--- WRITTEN EXERCISE ---
Return all the data, word for word.

--- PROVIDED RECORDS ---
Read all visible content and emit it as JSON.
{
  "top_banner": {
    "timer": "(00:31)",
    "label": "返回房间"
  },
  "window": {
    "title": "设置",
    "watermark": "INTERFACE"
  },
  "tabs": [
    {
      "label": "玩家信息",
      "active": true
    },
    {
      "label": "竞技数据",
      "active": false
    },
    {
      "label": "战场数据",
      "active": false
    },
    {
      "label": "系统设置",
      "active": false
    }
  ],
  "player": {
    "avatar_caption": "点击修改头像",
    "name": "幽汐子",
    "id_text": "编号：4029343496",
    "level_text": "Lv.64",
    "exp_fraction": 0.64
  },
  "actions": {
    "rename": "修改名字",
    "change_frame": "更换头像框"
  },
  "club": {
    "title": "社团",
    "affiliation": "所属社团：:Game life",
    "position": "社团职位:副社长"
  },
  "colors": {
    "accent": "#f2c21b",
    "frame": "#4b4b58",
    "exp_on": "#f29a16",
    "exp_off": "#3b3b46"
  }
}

--- EXERCISE ANSWER ---
Read all visible content and emit it as JSON.
{
  "top_banner": {
    "timer": "(00:31)",
    "label": "返回房间"
  },
  "window": {
    "title": "设置",
    "watermark": "INTERFACE"
  },
  "tabs": [
    {
      "label": "玩家信息",
      "active": true
    },
    {
      "label": "竞技数据",
      "active": false
    },
    {
      "label": "战场数据",
      "active": false
    },
    {
      "label": "系统设置",
      "active": false
    }
  ],
  "player": {
    "avatar_caption": "点击修改头像",
    "name": "幽汐子",
    "id_text": "编号：4029343496",
    "level_text": "Lv.64",
    "exp_fraction": 0.64
  },
  "actions": {
    "rename": "修改名字",
    "change_frame": "更换头像框"
  },
  "club": {
    "title": "社团",
    "affiliation": "所属社团：:Game life",
    "position": "社团职位:副社长"
  },
  "colors": {
    "accent": "#f2c21b",
    "frame": "#4b4b58",
    "exp_on": "#f29a16",
    "exp_off": "#3b3b46"
  }
}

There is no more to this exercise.